Although simple concordance (i.e., “correct/incorrect”) measures of accuracy are valuable, they overestimate the quality of imputation at low MAF and are ambiguous as to the nature of the error that created an incorrectly imputed genotype. Rather than concordance rate, an imputation quality score (IQS) [35] was calculated for each variant. The IQS calculates concordances that are adjusted for the chance that an imputed genotype could be correctly guessed. This statistic provides similar conclusions to correlation coefficients for most markers, but it estimates more robustly imputation quality for variants with low MAF [35]. Since Pearson’s correlation coefficients cannot be calculated in the absence of variation, a marker that appears fixed with the reference in the true set of genotypes, but contains an alternate allele when imputed, cannot have an r computed, but can have an IQS. This idea also applies in all cases when a marker is fixed in the true or imputed set, but not in the other. IQS allows us to identify all of these specific error types, and thus provides a more complete account of imputation accuracy.

In addition to the IQS, the exact nature of each error was catalogued and tallied for each individual and variant. This allowed the errors to be categorized as either false heterozygotes (genotyped AA or BB imputed as AB), false homozygotes (genotyped AB imputed as AA or BB) or completely discordant (BB imputed as AA or vice versa). These more detailed error descriptions, in conjunction with MAF, genome position, and assay-of-origin information, allow for a detailed analysis of how these factors influence imputation accuracy to 850 K in each scenario.

> _Goal of the exercise_:
Reproduce the part of the passage on imputation quality that opens with the words containing "In addition to" and closes with "in each scenario.".

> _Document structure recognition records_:
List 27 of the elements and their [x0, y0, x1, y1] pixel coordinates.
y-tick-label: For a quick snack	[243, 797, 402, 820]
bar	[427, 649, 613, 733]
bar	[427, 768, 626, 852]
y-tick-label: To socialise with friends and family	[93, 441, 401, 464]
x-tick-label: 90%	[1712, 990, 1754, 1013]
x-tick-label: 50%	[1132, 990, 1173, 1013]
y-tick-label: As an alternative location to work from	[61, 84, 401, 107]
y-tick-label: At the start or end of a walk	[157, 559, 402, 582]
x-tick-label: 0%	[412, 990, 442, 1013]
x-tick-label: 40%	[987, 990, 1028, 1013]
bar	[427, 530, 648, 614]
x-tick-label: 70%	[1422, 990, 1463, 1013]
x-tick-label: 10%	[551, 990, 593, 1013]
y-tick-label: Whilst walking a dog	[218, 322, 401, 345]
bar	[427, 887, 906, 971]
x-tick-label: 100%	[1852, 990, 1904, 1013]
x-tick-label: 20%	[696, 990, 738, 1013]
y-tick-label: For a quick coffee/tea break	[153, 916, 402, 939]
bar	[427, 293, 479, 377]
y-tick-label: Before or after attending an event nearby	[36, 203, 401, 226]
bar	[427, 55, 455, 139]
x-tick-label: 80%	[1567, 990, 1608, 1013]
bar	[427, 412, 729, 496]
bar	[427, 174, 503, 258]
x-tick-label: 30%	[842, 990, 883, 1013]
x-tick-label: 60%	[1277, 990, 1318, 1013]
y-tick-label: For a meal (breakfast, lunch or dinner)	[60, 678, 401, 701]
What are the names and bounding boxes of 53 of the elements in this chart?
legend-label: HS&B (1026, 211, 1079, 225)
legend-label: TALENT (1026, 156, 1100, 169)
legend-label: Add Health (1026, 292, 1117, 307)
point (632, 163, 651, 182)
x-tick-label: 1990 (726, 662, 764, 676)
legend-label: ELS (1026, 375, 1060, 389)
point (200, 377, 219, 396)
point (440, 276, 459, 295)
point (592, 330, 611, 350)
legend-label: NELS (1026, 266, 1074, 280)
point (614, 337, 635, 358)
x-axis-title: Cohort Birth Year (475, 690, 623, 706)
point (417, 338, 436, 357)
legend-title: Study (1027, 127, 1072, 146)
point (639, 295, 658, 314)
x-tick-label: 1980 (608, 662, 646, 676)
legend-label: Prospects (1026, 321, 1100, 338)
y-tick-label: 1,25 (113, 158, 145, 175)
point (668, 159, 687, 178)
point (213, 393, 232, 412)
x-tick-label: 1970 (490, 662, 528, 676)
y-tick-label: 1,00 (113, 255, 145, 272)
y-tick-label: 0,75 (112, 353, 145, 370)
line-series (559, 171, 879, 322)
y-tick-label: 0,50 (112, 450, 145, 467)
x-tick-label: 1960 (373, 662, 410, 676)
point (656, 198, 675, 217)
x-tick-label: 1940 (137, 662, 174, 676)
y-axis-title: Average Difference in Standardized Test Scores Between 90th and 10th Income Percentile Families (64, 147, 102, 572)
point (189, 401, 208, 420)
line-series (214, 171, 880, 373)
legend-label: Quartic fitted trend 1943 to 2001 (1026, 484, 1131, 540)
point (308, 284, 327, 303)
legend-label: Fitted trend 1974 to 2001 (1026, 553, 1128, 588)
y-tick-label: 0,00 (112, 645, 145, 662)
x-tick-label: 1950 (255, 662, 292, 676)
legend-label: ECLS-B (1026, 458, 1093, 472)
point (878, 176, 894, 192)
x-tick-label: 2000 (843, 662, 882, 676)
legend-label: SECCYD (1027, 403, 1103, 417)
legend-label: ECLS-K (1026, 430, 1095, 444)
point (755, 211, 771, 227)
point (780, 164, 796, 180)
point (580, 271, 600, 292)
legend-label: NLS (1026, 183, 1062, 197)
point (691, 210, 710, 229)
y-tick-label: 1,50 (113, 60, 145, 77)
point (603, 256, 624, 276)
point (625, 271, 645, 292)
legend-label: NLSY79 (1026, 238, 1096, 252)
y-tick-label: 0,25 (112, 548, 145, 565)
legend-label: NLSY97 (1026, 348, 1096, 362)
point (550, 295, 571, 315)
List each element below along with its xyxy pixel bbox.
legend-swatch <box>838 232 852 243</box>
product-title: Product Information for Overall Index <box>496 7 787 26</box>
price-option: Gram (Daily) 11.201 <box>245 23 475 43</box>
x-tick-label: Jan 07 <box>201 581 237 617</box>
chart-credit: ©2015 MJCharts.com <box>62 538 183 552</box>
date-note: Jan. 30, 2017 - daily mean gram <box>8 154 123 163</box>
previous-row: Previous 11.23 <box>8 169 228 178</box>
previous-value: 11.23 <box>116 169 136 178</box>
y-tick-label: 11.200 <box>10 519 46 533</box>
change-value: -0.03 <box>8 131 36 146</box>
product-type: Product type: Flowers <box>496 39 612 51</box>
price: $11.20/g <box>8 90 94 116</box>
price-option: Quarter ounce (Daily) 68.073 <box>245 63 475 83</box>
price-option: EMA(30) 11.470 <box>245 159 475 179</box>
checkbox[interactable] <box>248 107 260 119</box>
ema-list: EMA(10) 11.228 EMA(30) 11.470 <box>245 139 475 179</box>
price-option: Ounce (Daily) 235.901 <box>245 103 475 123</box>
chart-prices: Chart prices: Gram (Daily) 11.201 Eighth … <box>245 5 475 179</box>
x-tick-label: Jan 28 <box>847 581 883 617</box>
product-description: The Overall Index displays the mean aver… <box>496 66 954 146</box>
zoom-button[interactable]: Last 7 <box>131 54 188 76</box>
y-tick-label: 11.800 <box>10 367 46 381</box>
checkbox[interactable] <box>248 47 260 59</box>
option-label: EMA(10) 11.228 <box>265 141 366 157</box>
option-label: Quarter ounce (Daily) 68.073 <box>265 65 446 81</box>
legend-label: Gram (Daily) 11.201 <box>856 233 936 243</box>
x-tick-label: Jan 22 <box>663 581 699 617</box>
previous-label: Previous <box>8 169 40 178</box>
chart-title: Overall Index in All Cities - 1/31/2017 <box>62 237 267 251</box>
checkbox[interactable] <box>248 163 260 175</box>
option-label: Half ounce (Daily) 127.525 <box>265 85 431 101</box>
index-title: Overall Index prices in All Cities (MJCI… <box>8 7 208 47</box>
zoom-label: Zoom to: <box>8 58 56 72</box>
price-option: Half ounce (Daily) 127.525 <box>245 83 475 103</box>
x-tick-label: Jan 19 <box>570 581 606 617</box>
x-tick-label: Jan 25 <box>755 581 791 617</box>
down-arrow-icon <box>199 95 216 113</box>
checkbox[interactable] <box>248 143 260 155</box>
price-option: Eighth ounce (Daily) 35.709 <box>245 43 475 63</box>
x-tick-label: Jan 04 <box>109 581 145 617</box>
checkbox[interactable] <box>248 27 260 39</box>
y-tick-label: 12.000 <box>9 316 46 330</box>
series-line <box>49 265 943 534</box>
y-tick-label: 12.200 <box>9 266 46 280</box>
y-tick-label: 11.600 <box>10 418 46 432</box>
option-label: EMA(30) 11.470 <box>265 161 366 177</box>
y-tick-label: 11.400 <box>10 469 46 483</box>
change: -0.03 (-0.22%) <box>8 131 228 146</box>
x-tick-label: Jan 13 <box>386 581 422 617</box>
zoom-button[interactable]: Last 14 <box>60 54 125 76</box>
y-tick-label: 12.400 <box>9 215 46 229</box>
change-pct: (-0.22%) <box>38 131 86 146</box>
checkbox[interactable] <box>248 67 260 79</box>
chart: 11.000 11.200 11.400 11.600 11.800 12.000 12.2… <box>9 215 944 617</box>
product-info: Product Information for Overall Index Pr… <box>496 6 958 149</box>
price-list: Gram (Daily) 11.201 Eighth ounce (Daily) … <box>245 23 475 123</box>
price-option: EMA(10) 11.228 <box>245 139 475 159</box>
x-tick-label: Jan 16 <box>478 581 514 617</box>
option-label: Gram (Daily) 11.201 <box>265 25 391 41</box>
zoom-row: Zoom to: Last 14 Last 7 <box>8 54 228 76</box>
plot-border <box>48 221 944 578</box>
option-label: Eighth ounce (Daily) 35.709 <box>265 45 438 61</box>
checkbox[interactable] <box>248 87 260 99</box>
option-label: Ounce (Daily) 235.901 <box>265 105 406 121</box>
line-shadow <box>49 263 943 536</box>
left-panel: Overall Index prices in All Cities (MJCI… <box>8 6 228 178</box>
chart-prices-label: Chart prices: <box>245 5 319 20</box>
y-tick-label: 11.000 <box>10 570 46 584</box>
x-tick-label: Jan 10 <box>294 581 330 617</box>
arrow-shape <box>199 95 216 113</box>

> _Solution for this exercise_:
In addition to the IQS, the exact nature of each error was catalogued and tallied for each individual and variant. This allowed the errors to be categorized as either false heterozygotes (genotyped AA or BB imputed as AB), false homozygotes (genotyped AB imputed as AA or BB) or completely discordant (BB imputed as AA or vice versa). These more detailed error descriptions, in conjunction with MAF, genome position, and assay-of-origin information, allow for a detailed analysis of how these factors influence imputation accuracy to 850 K in each scenario.